**EXERCISE**
Retype the rows from the very first one through the line that contains "- schedule-cell[interactable]: [799, 445, 817, 463]". Keep every character unchanged.

____ SUPPLIED MATERIAL

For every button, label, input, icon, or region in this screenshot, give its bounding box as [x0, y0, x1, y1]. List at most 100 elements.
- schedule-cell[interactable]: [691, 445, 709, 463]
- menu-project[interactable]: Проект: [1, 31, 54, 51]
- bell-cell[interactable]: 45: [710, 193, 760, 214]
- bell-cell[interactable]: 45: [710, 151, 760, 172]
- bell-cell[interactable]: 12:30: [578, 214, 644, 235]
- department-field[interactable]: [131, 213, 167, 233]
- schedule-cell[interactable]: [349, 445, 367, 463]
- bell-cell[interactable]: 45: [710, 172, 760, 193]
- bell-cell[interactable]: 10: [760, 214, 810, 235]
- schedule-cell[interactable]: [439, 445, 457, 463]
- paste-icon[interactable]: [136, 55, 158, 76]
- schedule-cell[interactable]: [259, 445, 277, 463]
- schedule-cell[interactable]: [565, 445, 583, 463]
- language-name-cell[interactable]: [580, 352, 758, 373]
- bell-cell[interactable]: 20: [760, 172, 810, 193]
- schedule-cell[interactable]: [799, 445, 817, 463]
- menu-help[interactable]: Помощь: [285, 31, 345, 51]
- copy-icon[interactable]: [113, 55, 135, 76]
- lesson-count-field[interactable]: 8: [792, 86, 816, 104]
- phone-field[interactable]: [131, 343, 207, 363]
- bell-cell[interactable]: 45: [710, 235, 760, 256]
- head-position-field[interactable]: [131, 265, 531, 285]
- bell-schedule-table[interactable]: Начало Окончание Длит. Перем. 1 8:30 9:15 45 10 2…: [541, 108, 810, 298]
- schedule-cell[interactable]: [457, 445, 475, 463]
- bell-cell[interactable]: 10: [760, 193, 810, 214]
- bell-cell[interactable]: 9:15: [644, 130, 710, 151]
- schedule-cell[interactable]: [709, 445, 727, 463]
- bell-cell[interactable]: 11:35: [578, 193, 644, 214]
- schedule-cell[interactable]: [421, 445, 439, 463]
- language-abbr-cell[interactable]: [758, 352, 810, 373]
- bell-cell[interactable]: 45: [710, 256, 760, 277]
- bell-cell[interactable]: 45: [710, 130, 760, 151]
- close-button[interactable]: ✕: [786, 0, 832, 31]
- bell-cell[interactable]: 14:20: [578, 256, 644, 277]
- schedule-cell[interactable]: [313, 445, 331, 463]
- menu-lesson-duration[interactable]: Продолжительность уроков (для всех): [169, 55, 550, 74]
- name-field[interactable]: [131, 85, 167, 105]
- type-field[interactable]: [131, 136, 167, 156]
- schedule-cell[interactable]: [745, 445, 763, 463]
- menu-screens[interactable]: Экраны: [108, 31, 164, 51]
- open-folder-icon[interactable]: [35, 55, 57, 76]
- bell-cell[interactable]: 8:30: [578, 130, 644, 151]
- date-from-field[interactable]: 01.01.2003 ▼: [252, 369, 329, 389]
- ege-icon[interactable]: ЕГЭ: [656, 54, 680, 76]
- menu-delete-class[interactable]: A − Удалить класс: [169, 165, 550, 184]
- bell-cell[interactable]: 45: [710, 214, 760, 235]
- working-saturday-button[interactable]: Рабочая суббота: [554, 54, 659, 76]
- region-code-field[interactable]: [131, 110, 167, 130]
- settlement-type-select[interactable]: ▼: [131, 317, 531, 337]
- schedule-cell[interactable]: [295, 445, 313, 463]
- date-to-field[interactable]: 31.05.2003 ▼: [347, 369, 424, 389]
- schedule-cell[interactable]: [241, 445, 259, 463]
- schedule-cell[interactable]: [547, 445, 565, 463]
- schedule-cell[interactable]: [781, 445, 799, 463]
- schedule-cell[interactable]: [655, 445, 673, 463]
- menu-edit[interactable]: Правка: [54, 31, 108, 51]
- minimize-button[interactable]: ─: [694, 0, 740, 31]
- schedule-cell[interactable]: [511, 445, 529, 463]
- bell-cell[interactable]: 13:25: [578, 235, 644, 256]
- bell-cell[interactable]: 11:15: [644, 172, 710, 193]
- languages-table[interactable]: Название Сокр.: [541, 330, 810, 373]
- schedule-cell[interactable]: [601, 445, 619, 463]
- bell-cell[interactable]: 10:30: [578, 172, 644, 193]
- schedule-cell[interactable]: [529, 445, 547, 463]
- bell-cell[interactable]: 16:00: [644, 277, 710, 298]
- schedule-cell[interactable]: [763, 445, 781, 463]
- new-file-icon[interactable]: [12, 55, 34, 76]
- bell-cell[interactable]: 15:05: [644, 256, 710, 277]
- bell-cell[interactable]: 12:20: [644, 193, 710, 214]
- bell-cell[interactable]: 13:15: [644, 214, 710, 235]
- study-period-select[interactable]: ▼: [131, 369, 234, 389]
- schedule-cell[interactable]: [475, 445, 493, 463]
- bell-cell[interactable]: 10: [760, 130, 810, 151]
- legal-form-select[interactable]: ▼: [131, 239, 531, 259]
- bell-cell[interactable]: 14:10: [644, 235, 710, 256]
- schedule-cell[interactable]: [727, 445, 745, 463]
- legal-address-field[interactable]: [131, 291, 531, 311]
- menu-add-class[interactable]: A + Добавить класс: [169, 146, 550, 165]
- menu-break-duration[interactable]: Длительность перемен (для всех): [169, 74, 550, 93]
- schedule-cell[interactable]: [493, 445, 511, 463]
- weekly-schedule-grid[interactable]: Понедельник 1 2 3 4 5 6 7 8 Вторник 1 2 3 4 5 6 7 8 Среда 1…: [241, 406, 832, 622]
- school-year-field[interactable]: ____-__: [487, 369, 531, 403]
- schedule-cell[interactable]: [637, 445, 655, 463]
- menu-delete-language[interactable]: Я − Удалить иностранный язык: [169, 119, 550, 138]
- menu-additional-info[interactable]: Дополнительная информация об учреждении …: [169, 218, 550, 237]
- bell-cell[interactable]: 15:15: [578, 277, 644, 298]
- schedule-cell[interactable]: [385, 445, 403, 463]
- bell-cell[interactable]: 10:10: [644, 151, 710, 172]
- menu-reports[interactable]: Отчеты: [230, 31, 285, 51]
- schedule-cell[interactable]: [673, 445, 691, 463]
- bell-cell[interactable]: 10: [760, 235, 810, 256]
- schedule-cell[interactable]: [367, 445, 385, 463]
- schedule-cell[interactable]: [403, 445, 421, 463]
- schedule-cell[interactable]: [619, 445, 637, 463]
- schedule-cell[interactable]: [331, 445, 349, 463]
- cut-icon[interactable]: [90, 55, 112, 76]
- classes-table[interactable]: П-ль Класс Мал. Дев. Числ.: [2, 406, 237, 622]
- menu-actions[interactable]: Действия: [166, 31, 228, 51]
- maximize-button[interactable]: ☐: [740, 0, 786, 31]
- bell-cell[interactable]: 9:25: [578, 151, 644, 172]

________

**EXERCISE RESPONSE**
For every button, label, input, icon, or region in this screenshot, give its bounding box as [x0, y0, x1, y1]. List at most 100 elements.
- schedule-cell[interactable]: [691, 445, 709, 463]
- menu-project[interactable]: Проект: [1, 31, 54, 51]
- bell-cell[interactable]: 45: [710, 193, 760, 214]
- bell-cell[interactable]: 45: [710, 151, 760, 172]
- bell-cell[interactable]: 12:30: [578, 214, 644, 235]
- department-field[interactable]: [131, 213, 167, 233]
- schedule-cell[interactable]: [349, 445, 367, 463]
- bell-cell[interactable]: 45: [710, 172, 760, 193]
- bell-cell[interactable]: 10: [760, 214, 810, 235]
- schedule-cell[interactable]: [439, 445, 457, 463]
- paste-icon[interactable]: [136, 55, 158, 76]
- schedule-cell[interactable]: [259, 445, 277, 463]
- schedule-cell[interactable]: [565, 445, 583, 463]
- language-name-cell[interactable]: [580, 352, 758, 373]
- bell-cell[interactable]: 20: [760, 172, 810, 193]
- schedule-cell[interactable]: [799, 445, 817, 463]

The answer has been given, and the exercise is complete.